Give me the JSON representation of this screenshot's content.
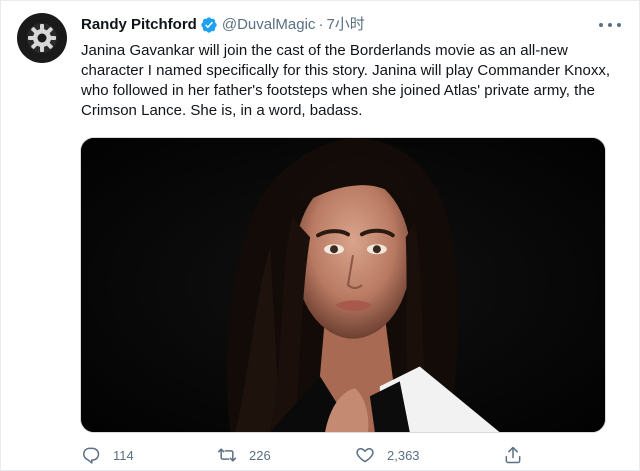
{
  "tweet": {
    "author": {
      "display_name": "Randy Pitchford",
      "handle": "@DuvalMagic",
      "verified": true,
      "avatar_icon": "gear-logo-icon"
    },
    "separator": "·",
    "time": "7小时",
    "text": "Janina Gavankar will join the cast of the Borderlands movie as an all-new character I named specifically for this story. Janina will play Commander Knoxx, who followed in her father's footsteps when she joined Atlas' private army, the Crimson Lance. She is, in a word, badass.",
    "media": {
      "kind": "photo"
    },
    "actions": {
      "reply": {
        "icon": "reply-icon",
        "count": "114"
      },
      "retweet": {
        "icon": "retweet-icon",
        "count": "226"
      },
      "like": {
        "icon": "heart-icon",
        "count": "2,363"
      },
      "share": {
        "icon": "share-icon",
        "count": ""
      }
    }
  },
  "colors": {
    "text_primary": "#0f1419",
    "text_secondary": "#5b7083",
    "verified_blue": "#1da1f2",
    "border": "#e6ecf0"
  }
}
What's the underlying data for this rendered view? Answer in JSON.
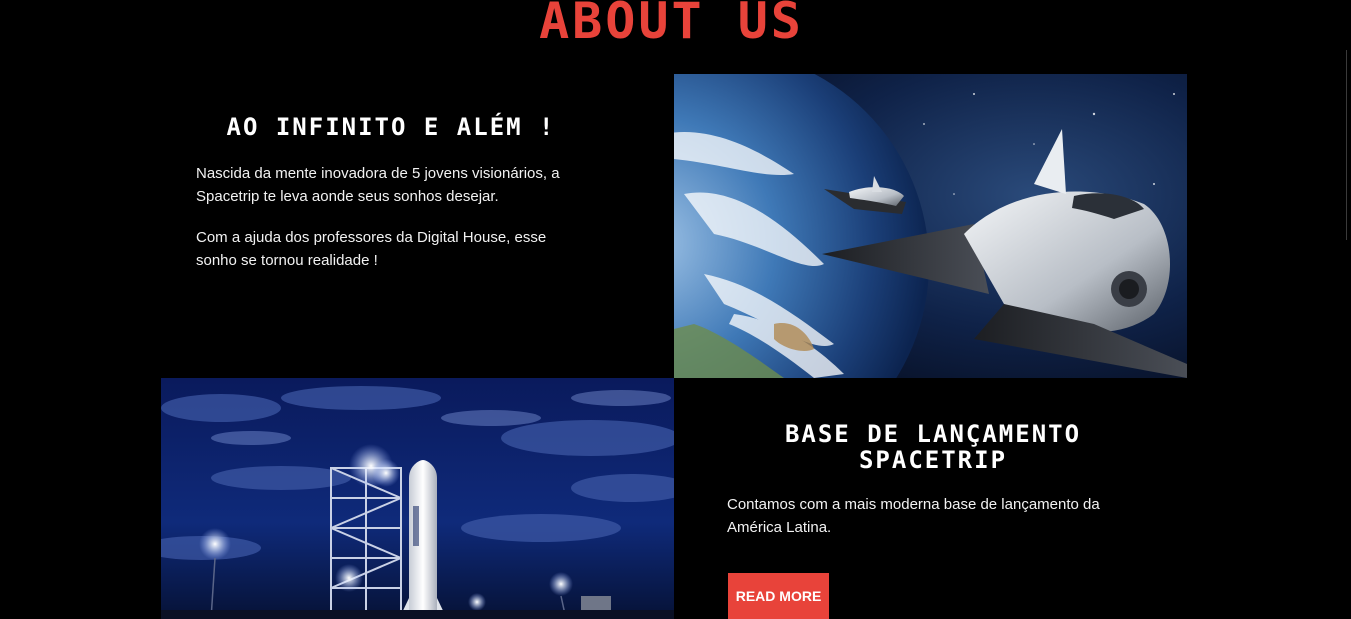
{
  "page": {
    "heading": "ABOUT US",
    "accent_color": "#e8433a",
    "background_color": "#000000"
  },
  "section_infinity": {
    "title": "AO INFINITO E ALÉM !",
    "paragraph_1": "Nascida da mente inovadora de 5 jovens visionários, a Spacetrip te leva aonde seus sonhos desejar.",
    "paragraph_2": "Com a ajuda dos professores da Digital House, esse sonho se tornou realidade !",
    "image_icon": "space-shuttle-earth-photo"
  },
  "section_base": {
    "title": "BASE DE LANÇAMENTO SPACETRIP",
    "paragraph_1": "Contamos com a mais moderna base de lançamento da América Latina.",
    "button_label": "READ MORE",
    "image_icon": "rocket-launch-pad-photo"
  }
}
.....
THE EXERCISE
Identify the lines that contain the string "this", and copy every one of them.

OUTPUT BELOW
Give me the JSON representation of this screenshot's content.
    "text": "Janina Gavankar will join the cast of the Borderlands movie as an all-new character I named specifically for this story. Janina will play Commander Knoxx, who followed in her father's footsteps when she joined Atlas' private army, the Crimson Lance. She is, in a word, badass.",
What's the underlying data for this rendered view? Answer in JSON.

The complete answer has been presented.